Extracted records

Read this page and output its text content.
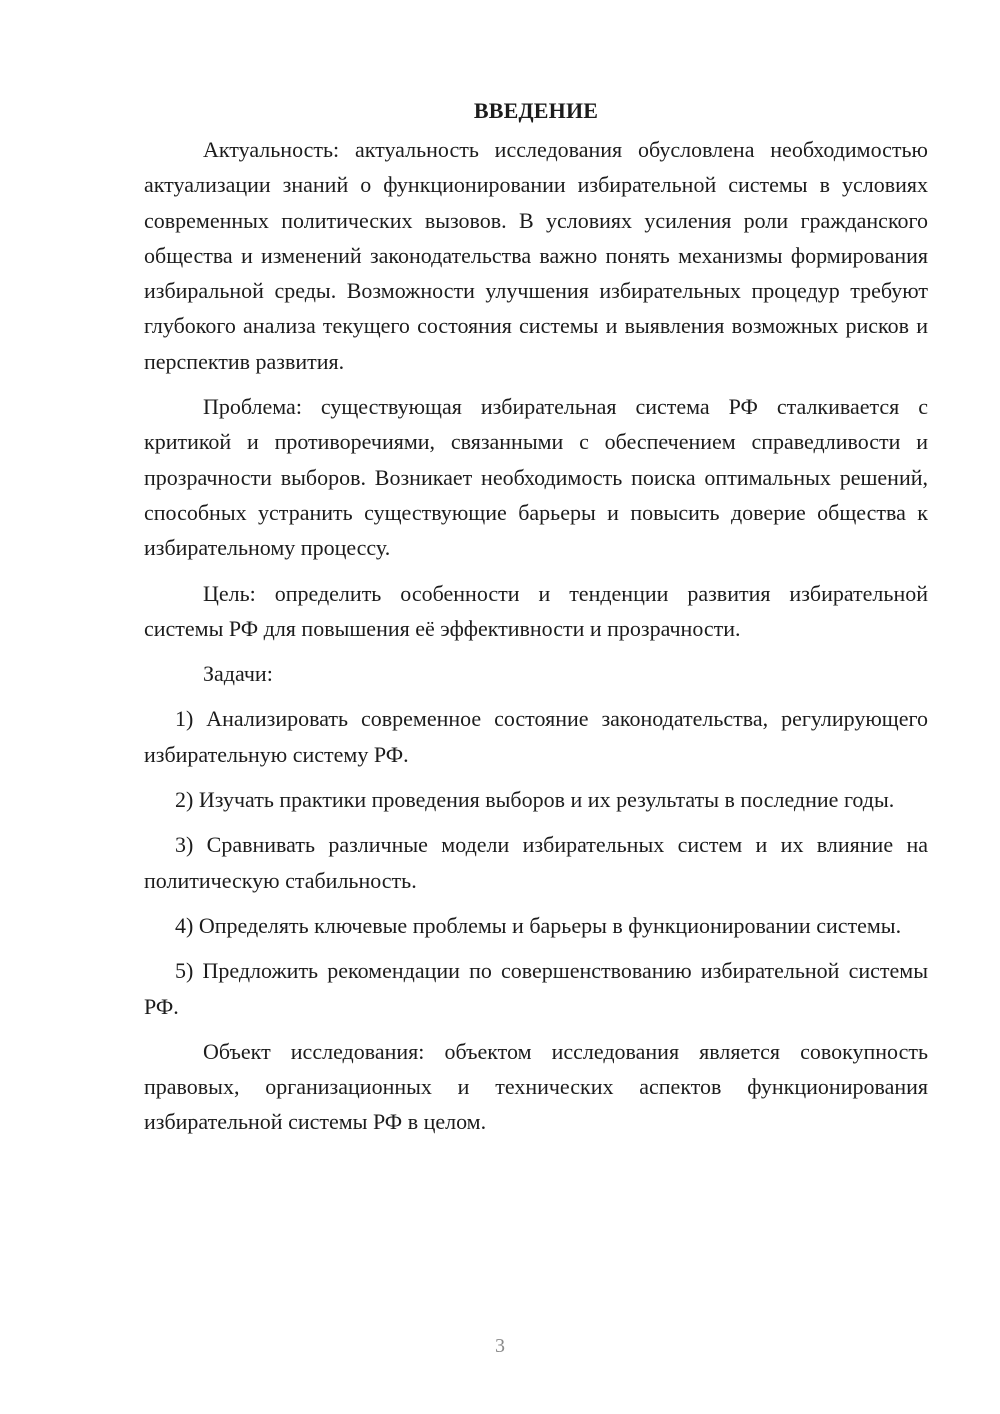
ВВЕДЕНИЕ

Актуальность: актуальность исследования обусловлена необходимостью актуализации знаний о функционировании избирательной системы в условиях современных политических вызовов. В условиях усиления роли гражданского общества и изменений законодательства важно понять механизмы формирования избиральной среды. Возможности улучшения избирательных процедур требуют глубокого анализа текущего состояния системы и выявления возможных рисков и перспектив развития.

Проблема: существующая избирательная система РФ сталкивается с критикой и противоречиями, связанными с обеспечением справедливости и прозрачности выборов. Возникает необходимость поиска оптимальных решений, способных устранить существующие барьеры и повысить доверие общества к избирательному процессу.

Цель: определить особенности и тенденции развития избирательной системы РФ для повышения её эффективности и прозрачности.

Задачи:

1) Анализировать современное состояние законодательства, регулирующего избирательную систему РФ.

2) Изучать практики проведения выборов и их результаты в последние годы.

3) Сравнивать различные модели избирательных систем и их влияние на политическую стабильность.

4) Определять ключевые проблемы и барьеры в функционировании системы.

5) Предложить рекомендации по совершенствованию избирательной системы РФ.

Объект исследования: объектом исследования является совокупность правовых, организационных и технических аспектов функционирования избирательной системы РФ в целом.

3
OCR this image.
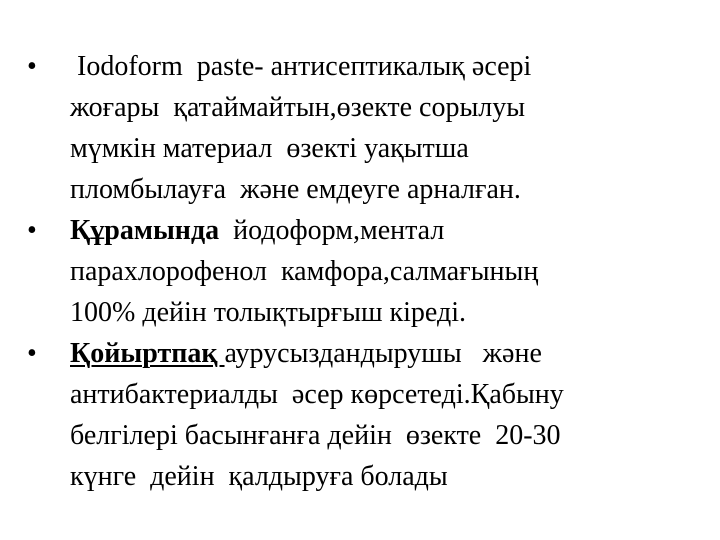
• Iodoform  paste- антисептикалық әсері
жоғары  қатаймайтын,өзекте сорылуы
мүмкін материал  өзекті уақытша
пломбылауға  және емдеуге арналған.
• Құрамында  йодоформ,ментал
парахлорофенол  камфора,салмағының
100% дейін толықтырғыш кіреді.
• Қойыртпақ аурусыздандырушы   және
антибактериалды  әсер көрсетеді.Қабыну
белгілері басынғанға дейін  өзекте  20-30
күнге  дейін  қалдыруға болады
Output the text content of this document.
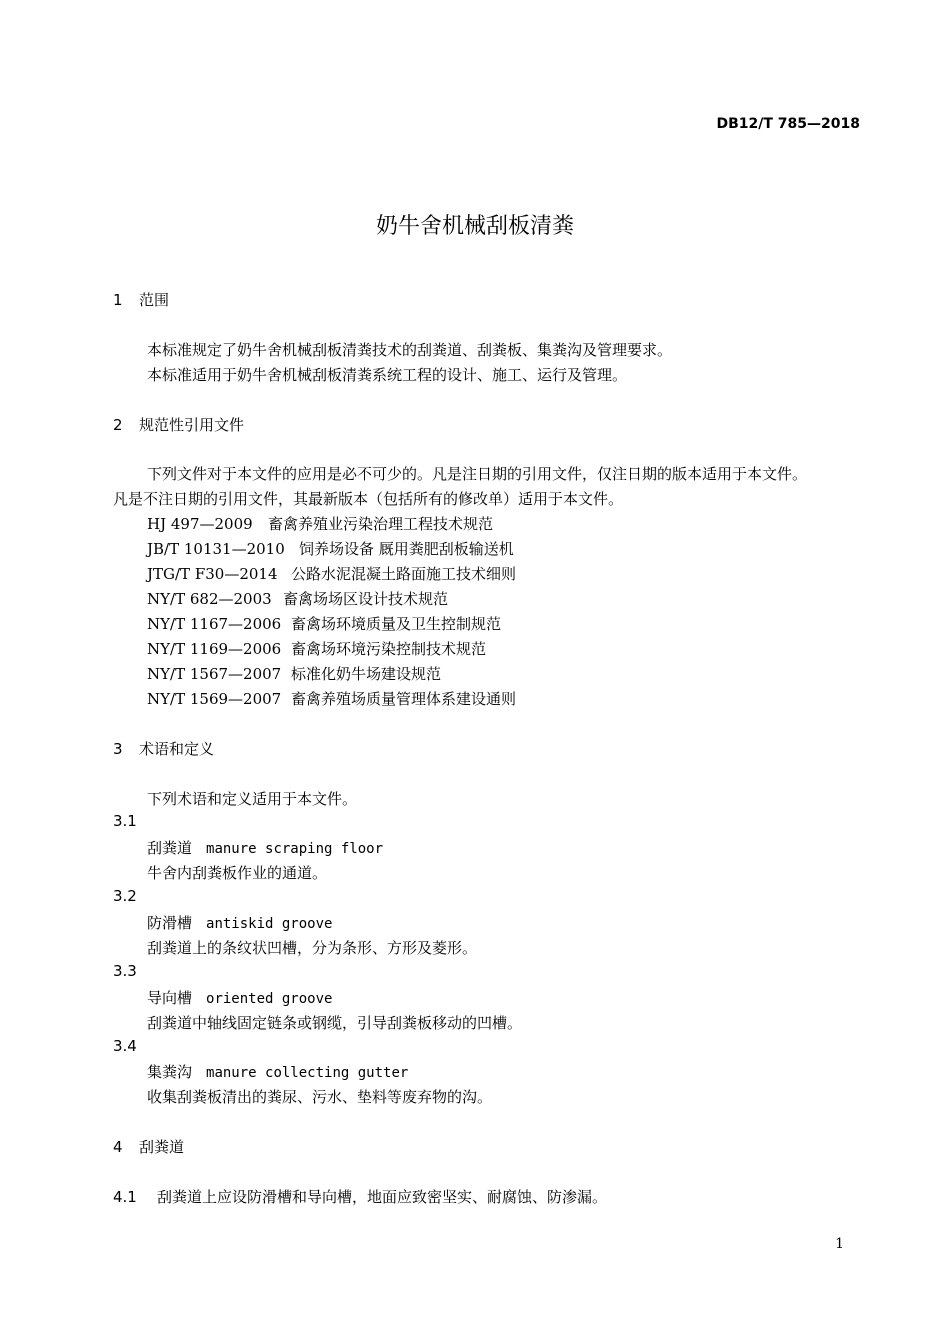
DB12/T 785—2018
奶牛舍机械刮板清粪
1 范围
本标准规定了奶牛舍机械刮板清粪技术的刮粪道、刮粪板、集粪沟及管理要求。
本标准适用于奶牛舍机械刮板清粪系统工程的设计、施工、运行及管理。
2 规范性引用文件
下列文件对于本文件的应用是必不可少的。凡是注日期的引用文件，仅注日期的版本适用于本文件。
凡是不注日期的引用文件，其最新版本（包括所有的修改单）适用于本文件。
HJ 497—2009 畜禽养殖业污染治理工程技术规范
JB/T 10131—2010 饲养场设备 厩用粪肥刮板输送机
JTG/T F30—2014 公路水泥混凝土路面施工技术细则
NY/T 682—2003 畜禽场场区设计技术规范
NY/T 1167—2006 畜禽场环境质量及卫生控制规范
NY/T 1169—2006 畜禽场环境污染控制技术规范
NY/T 1567—2007 标准化奶牛场建设规范
NY/T 1569—2007 畜禽养殖场质量管理体系建设通则
3 术语和定义
下列术语和定义适用于本文件。
3.1
刮粪道 manure scraping floor
牛舍内刮粪板作业的通道。
3.2
防滑槽 antiskid groove
刮粪道上的条纹状凹槽，分为条形、方形及菱形。
3.3
导向槽 oriented groove
刮粪道中轴线固定链条或钢缆，引导刮粪板移动的凹槽。
3.4
集粪沟 manure collecting gutter
收集刮粪板清出的粪尿、污水、垫料等废弃物的沟。
4 刮粪道
4.1 刮粪道上应设防滑槽和导向槽，地面应致密坚实、耐腐蚀、防渗漏。
1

**SHORT PROBLEM:** Extract, word for word, every line from the one containing "OCR this image." to the end of the data above, both ends included, and leave out the pictures.

**ANSWER FOR THIS EXERCISE:**
OCR this image.
• Iodoform  paste- антисептикалық әсері
жоғары  қатаймайтын,өзекте сорылуы
мүмкін материал  өзекті уақытша
пломбылауға  және емдеуге арналған.
• Құрамында  йодоформ,ментал
парахлорофенол  камфора,салмағының
100% дейін толықтырғыш кіреді.
• Қойыртпақ аурусыздандырушы   және
антибактериалды  әсер көрсетеді.Қабыну
белгілері басынғанға дейін  өзекте  20-30
күнге  дейін  қалдыруға болады
Output the text content of this document.
DB12/T 785—2018
奶牛舍机械刮板清粪
1 范围
本标准规定了奶牛舍机械刮板清粪技术的刮粪道、刮粪板、集粪沟及管理要求。
本标准适用于奶牛舍机械刮板清粪系统工程的设计、施工、运行及管理。
2 规范性引用文件
下列文件对于本文件的应用是必不可少的。凡是注日期的引用文件，仅注日期的版本适用于本文件。
凡是不注日期的引用文件，其最新版本（包括所有的修改单）适用于本文件。
HJ 497—2009 畜禽养殖业污染治理工程技术规范
JB/T 10131—2010 饲养场设备 厩用粪肥刮板输送机
JTG/T F30—2014 公路水泥混凝土路面施工技术细则
NY/T 682—2003 畜禽场场区设计技术规范
NY/T 1167—2006 畜禽场环境质量及卫生控制规范
NY/T 1169—2006 畜禽场环境污染控制技术规范
NY/T 1567—2007 标准化奶牛场建设规范
NY/T 1569—2007 畜禽养殖场质量管理体系建设通则
3 术语和定义
下列术语和定义适用于本文件。
3.1
刮粪道 manure scraping floor
牛舍内刮粪板作业的通道。
3.2
防滑槽 antiskid groove
刮粪道上的条纹状凹槽，分为条形、方形及菱形。
3.3
导向槽 oriented groove
刮粪道中轴线固定链条或钢缆，引导刮粪板移动的凹槽。
3.4
集粪沟 manure collecting gutter
收集刮粪板清出的粪尿、污水、垫料等废弃物的沟。
4 刮粪道
4.1 刮粪道上应设防滑槽和导向槽，地面应致密坚实、耐腐蚀、防渗漏。
1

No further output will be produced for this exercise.